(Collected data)
- - -

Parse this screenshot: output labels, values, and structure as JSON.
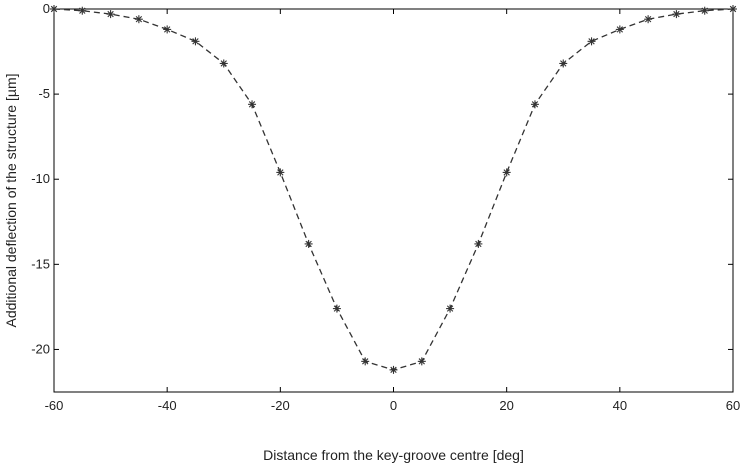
{
  "chart_data": {
    "type": "line",
    "title": "",
    "xlabel": "Distance from the key-groove centre [deg]",
    "ylabel": "Additional deflection of the structure [µm]",
    "xlim": [
      -60,
      60
    ],
    "ylim": [
      -22.5,
      0
    ],
    "xticks": [
      -60,
      -40,
      -20,
      0,
      20,
      40,
      60
    ],
    "yticks": [
      0,
      -5,
      -10,
      -15,
      -20
    ],
    "xtick_labels": [
      "-60",
      "-40",
      "-20",
      "0",
      "20",
      "40",
      "60"
    ],
    "ytick_labels": [
      "0",
      "-5",
      "-10",
      "-15",
      "-20"
    ],
    "grid": true,
    "series": [
      {
        "line_style": "dashed",
        "marker": "asterisk",
        "color": "#333333",
        "x": [
          -60,
          -55,
          -50,
          -45,
          -40,
          -35,
          -30,
          -25,
          -20,
          -15,
          -10,
          -5,
          0,
          5,
          10,
          15,
          20,
          25,
          30,
          35,
          40,
          45,
          50,
          55,
          60
        ],
        "y": [
          0,
          -0.1,
          -0.3,
          -0.6,
          -1.2,
          -1.9,
          -3.2,
          -5.6,
          -9.6,
          -13.8,
          -17.6,
          -20.7,
          -21.2,
          -20.7,
          -17.6,
          -13.8,
          -9.6,
          -5.6,
          -3.2,
          -1.9,
          -1.2,
          -0.6,
          -0.3,
          -0.1,
          0
        ]
      }
    ]
  }
}
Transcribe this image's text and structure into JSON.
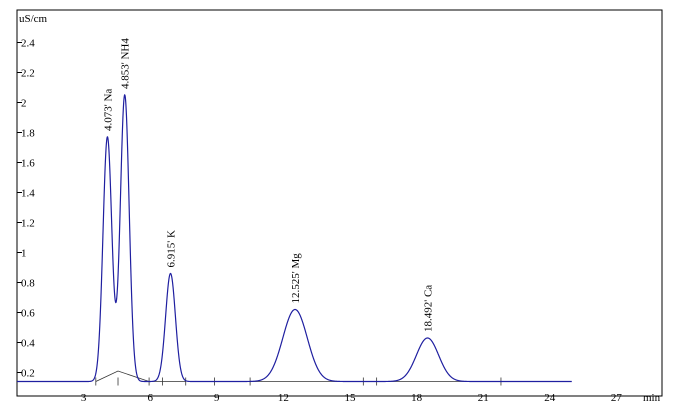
{
  "chart_data": {
    "type": "line",
    "ylabel": "uS/cm",
    "xlabel": "min",
    "xlim": [
      0,
      28
    ],
    "ylim": [
      0,
      2.5
    ],
    "x_ticks": [
      3,
      6,
      9,
      12,
      15,
      18,
      21,
      24,
      27
    ],
    "y_ticks": [
      0.2,
      0.4,
      0.6,
      0.8,
      1,
      1.2,
      1.4,
      1.6,
      1.8,
      2,
      2.2,
      2.4
    ],
    "y_tick_labels": [
      "0.2",
      "0.4",
      "0.6",
      "0.8",
      "1",
      "1.2",
      "1.4",
      "1.6",
      "1.8",
      "2",
      "2.2",
      "2.4"
    ],
    "series_color": "#1f1fa0",
    "baseline": 0.14,
    "peaks": [
      {
        "label": "4.073'  Na",
        "rt": 4.073,
        "height": 1.77
      },
      {
        "label": "4.853'  NH4",
        "rt": 4.853,
        "height": 2.05
      },
      {
        "label": "6.915'  K",
        "rt": 6.915,
        "height": 0.86
      },
      {
        "label": "12.525'  Mg",
        "rt": 12.525,
        "height": 0.62
      },
      {
        "label": "18.492'  Ca",
        "rt": 18.492,
        "height": 0.43
      }
    ]
  }
}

- - -

Job: Search the records above for the string "JSON". Copy every line that contains it.

Result:
Parse this screenshot: output labels, values, and structure as JSON.
Transcribe this image's text and structure into JSON.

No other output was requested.